TASK DESCRIPTION -> The data should be written out in full, exactly as it stands, and the pictures dropped.
□ □ □
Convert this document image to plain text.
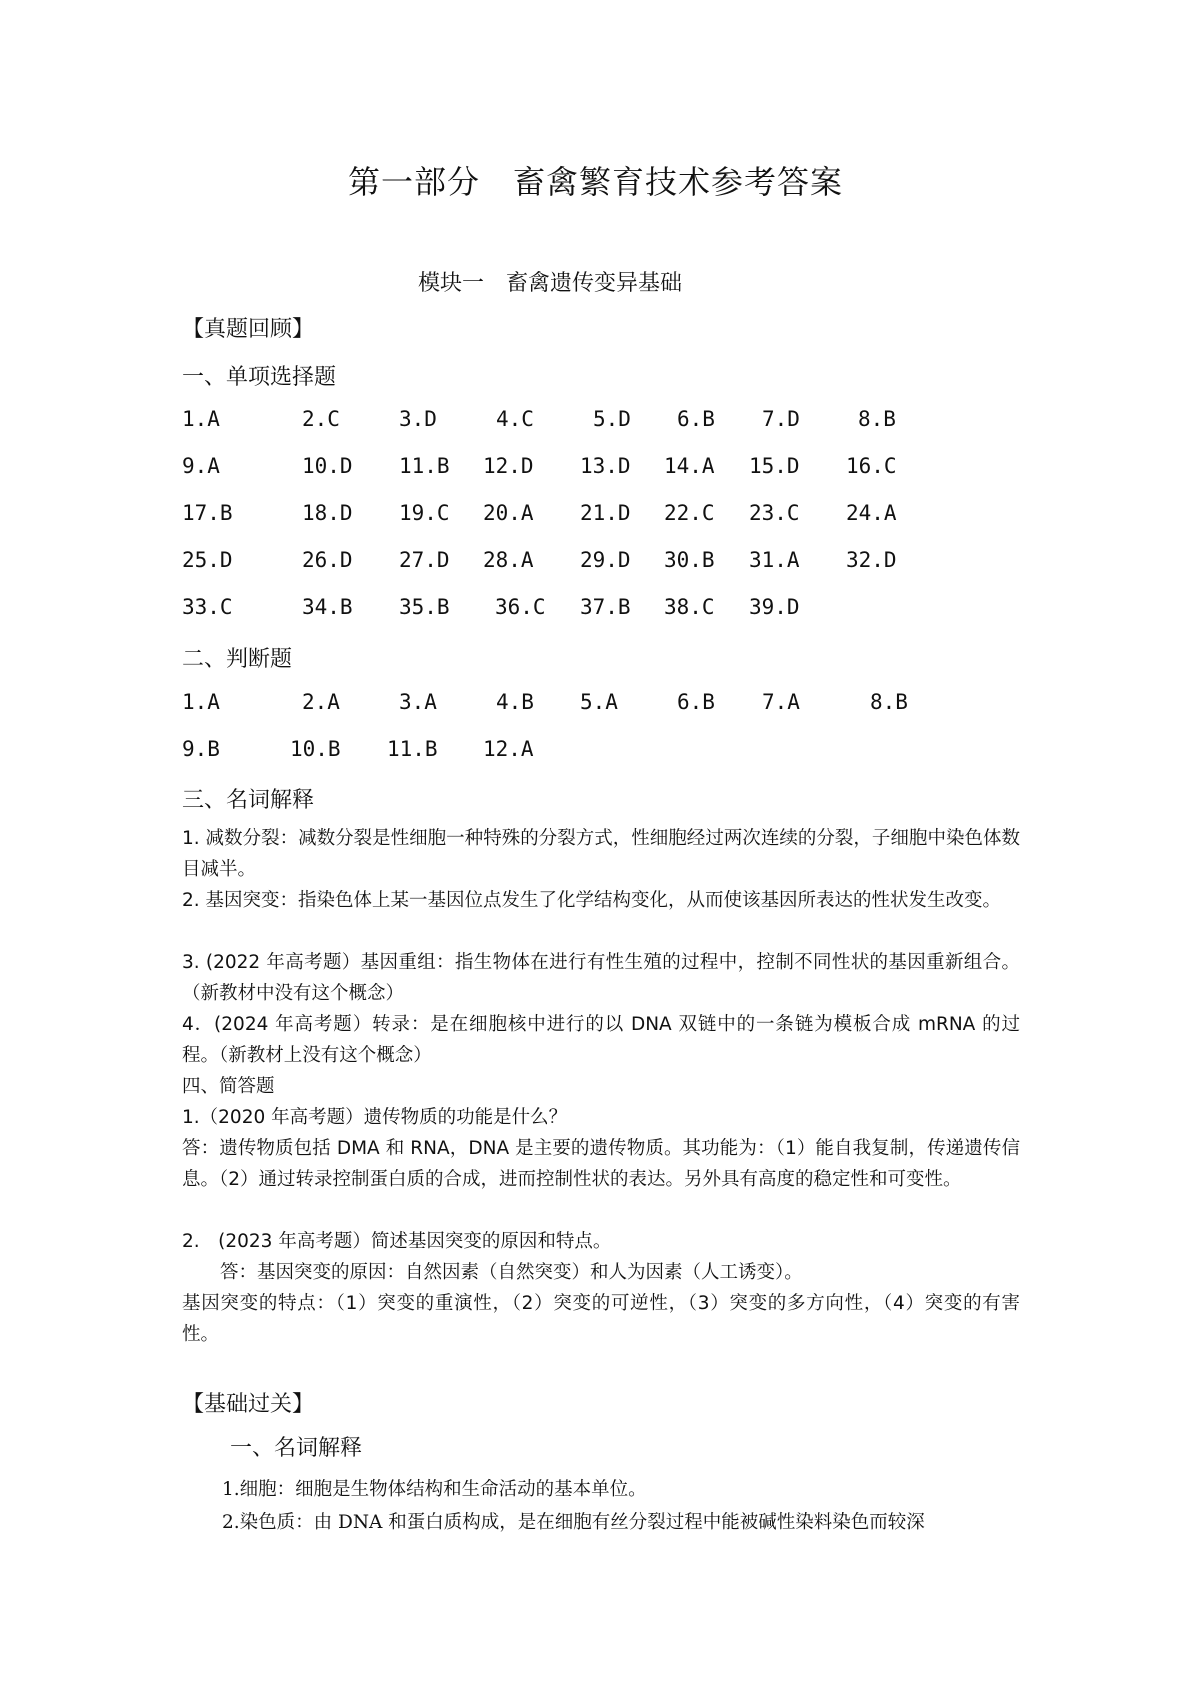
第一部分　畜禽繁育技术参考答案
模块一　畜禽遗传变异基础
【真题回顾】
一、单项选择题
1.A	2.C	3.D	4.C	5.D 6.B 7.D	8.B
9.A	10.D 11.B 12.D 13.D 14.A 15.D 16.C
17.B	18.D 19.C 20.A 21.D 22.C 23.C 24.A
25.D	26.D 27.D 28.A 29.D 30.B 31.A 32.D
33.C	34.B 35.B 36.C 37.B 38.C 39.D
二、判断题
1.A	2.A	3.A	4.B 5.A	6.B 7.A	8.B
9.B	10.B 11.B 12.A
三、名词解释
1. 减数分裂：减数分裂是性细胞一种特殊的分裂方式，性细胞经过两次连续的分裂，子细胞中染色体数目减半。
2. 基因突变：指染色体上某一基因位点发生了化学结构变化，从而使该基因所表达的性状发生改变。
3. (2022 年高考题）基因重组：指生物体在进行有性生殖的过程中，控制不同性状的基因重新组合。（新教材中没有这个概念）
4．(2024 年高考题）转录：是在细胞核中进行的以 DNA 双链中的一条链为模板合成 mRNA 的过程。（新教材上没有这个概念）
四、简答题
1.（2020 年高考题）遗传物质的功能是什么？
答：遗传物质包括 DMA 和 RNA，DNA 是主要的遗传物质。其功能为：（1）能自我复制，传递遗传信息。（2）通过转录控制蛋白质的合成，进而控制性状的表达。另外具有高度的稳定性和可变性。
2.　(2023 年高考题）简述基因突变的原因和特点。
答：基因突变的原因：自然因素（自然突变）和人为因素（人工诱变）。
基因突变的特点：（1）突变的重演性，（2）突变的可逆性，（3）突变的多方向性，（4）突变的有害性。
【基础过关】
一、名词解释
1.细胞：细胞是生物体结构和生命活动的基本单位。
2.染色质：由 DNA 和蛋白质构成，是在细胞有丝分裂过程中能被碱性染料染色而较深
□ □ □
EXERCISE ANSWER ->
Convert this document image to plain text.
第一部分　畜禽繁育技术参考答案
模块一　畜禽遗传变异基础
【真题回顾】
一、单项选择题
1.A	2.C	3.D	4.C	5.D 6.B 7.D	8.B
9.A	10.D 11.B 12.D 13.D 14.A 15.D 16.C
17.B	18.D 19.C 20.A 21.D 22.C 23.C 24.A
25.D	26.D 27.D 28.A 29.D 30.B 31.A 32.D
33.C	34.B 35.B 36.C 37.B 38.C 39.D
二、判断题
1.A	2.A	3.A	4.B 5.A	6.B 7.A	8.B
9.B	10.B 11.B 12.A
三、名词解释
1. 减数分裂：减数分裂是性细胞一种特殊的分裂方式，性细胞经过两次连续的分裂，子细胞中染色体数目减半。
2. 基因突变：指染色体上某一基因位点发生了化学结构变化，从而使该基因所表达的性状发生改变。
3. (2022 年高考题）基因重组：指生物体在进行有性生殖的过程中，控制不同性状的基因重新组合。（新教材中没有这个概念）
4．(2024 年高考题）转录：是在细胞核中进行的以 DNA 双链中的一条链为模板合成 mRNA 的过程。（新教材上没有这个概念）
四、简答题
1.（2020 年高考题）遗传物质的功能是什么？
答：遗传物质包括 DMA 和 RNA，DNA 是主要的遗传物质。其功能为：（1）能自我复制，传递遗传信息。（2）通过转录控制蛋白质的合成，进而控制性状的表达。另外具有高度的稳定性和可变性。
2.　(2023 年高考题）简述基因突变的原因和特点。
答：基因突变的原因：自然因素（自然突变）和人为因素（人工诱变）。
基因突变的特点：（1）突变的重演性，（2）突变的可逆性，（3）突变的多方向性，（4）突变的有害性。
【基础过关】
一、名词解释
1.细胞：细胞是生物体结构和生命活动的基本单位。
2.染色质：由 DNA 和蛋白质构成，是在细胞有丝分裂过程中能被碱性染料染色而较深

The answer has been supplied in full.